◆ DIRECTION: Could you summarize the excerpt below in two sentences?

◆ EXCERPT:
----------

I waited until Sammons was behind the wheel. I jumped out of the Neon. Flagged him over. Used my trademark ”Excuse me sir. I'm doing a series entitled “People who help People. Would you mind if I take a shot or two?” Faking an innocent smile, I'd point to my camera, stare them straight in the eye and hypnotize them with a sociopathic ability to divorce the guilty party from the crimes committed. Not a single cop has ever refused me.

I've got mug shots, telephone numbers, job offers, and propositions for dates, drinks or a drive-along. I've had police escorts through long lines at the airport. I once bribed a Russian cop with a French kiss to steal another officer's cap, convincing him I'd only impersonate an officer in the privacy of my own home. In public I'm usually found screaming bloody murder and implicating myself in crimes too numerous to mention to ever cast doubt upon this career criminal's twisted convictions.

The benchmark of a good crim is to avoid getting caught. Keep it under the radar. I've successfully avoided detection, prosecution and imprisonment, while continuing to perpetrate my felonious behavior, so I couldn't help but question whether or not the e-mail that arrives in June of 2003 is a set-up, a fraud or an invitation to commit the ultimate con. I roll the dice and decide to up the ante. Two high-stake gamblers sporting backgrounds in art crimes sucker me into their latest scam: Play infiltrator and interrogator for “Where are they when we don't need them?” a mockumentary they're filming on The 10th World Police and Fire Games. A bi-annual sports event held that year in Barcelona, Spain, which like the rest of Europe is suffering under the worst heat wave in 200 years.

Over the course of two weeks, 10,000 law enforcement agents and firefighters compete for gold, silver and bronze medals in sixty different sporting disciplines. Wrestling, weight lifting, soccer, archery, darts, tug of war, pistol combat, bowling. Think Olympics.

© Lydia Lunch

Only with crime stoppers and firefighters.

The World Police and Fire Games originated in Los Angeles in 1985, in part to boost flagging police morale, encourage camaraderie among cops and firefighters and to improve public relations between the police and civilians. I can't imagine a more intoxicating way to spend my summer vacation.

I arrive at LAX at 2:40 pm, what I believe to be a safe two hours in advance of British Airways flight 422. So sick of traveling I'm nearly comatose with boredom.

The traffic en-route to the airport. The failure of electronic check-ins. The gaudy spectacle of out of shape American families dressed in matching pastel tracksuits. And now, the latest insult: British Airways has instituted a new and highly invasive procedure. Passengers form a long line before reaching the check-in desk. Bags are screened first, and then an over-age bag boy personally escorts you to the next long line. Usually I wouldn't have a problem with this. But how to explain the small red bag inside the larger black bag, which contains 50 feet of black 1/4-inch rope, pliers, nipple clamps, 2 wigs, and 6 corsets? Don't ask. Fortunately sex toys have not yet been ruled a terrorist threat and I slide by without being strip-searched.

----------

◆ DATA EXTRACT:

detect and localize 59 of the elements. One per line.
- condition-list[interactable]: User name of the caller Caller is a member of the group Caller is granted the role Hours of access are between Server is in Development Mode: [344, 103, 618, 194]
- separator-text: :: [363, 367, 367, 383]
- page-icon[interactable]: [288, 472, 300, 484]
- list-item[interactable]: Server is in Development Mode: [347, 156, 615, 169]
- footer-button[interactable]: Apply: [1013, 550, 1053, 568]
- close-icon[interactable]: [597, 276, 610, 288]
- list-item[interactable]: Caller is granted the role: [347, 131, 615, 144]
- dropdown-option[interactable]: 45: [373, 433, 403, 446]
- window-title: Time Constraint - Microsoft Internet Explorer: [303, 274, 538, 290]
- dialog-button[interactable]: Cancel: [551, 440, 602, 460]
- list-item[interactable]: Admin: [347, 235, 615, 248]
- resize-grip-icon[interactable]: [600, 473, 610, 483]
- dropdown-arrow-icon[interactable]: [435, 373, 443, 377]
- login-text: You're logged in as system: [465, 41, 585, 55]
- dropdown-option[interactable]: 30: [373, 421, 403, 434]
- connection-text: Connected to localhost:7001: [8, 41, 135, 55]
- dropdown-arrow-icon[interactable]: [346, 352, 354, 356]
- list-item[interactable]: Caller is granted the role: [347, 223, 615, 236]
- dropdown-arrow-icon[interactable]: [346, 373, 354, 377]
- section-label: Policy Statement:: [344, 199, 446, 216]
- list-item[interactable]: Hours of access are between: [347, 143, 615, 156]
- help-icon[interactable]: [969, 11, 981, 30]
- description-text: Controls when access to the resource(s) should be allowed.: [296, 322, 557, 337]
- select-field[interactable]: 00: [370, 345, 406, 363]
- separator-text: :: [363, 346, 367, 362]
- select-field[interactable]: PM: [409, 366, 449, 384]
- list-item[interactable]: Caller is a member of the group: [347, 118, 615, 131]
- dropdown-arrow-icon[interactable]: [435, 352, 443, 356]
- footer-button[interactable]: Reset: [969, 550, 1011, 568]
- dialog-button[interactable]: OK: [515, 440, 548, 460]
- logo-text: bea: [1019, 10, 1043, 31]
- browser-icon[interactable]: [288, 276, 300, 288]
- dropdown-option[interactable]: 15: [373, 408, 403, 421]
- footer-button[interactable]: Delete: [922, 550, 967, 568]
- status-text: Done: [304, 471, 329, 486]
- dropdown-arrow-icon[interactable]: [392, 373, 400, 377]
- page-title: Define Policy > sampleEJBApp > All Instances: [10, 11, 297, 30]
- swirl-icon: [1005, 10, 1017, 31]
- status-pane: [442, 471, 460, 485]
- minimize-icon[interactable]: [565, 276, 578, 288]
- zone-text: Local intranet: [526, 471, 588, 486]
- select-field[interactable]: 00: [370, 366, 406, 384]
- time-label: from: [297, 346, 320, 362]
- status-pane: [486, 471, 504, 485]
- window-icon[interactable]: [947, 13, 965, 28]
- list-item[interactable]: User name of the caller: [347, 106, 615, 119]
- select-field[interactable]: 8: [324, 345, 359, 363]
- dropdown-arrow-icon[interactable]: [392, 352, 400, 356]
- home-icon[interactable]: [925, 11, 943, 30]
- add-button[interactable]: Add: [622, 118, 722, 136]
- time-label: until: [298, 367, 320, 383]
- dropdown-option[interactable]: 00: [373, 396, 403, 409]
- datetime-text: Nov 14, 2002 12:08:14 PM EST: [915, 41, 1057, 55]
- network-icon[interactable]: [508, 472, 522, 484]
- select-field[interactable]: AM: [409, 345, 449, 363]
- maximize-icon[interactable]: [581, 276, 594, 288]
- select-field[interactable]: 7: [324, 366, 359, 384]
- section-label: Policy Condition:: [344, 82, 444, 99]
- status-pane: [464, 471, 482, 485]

----------

◆ TASK SOLUTION: The narrator describes approaching police officers with a feigned photo series to get their pictures, and claims never to have been refused or caught despite ongoing felonious behavior. After a June 2003 e-mail, the narrator agrees to act as infiltrator and interrogator in a mockumentary about the 10th World Police and Fire Games in Barcelona, then arrives at LAX for a British Airways flight and clears a new bag-screening procedure without being strip-searched.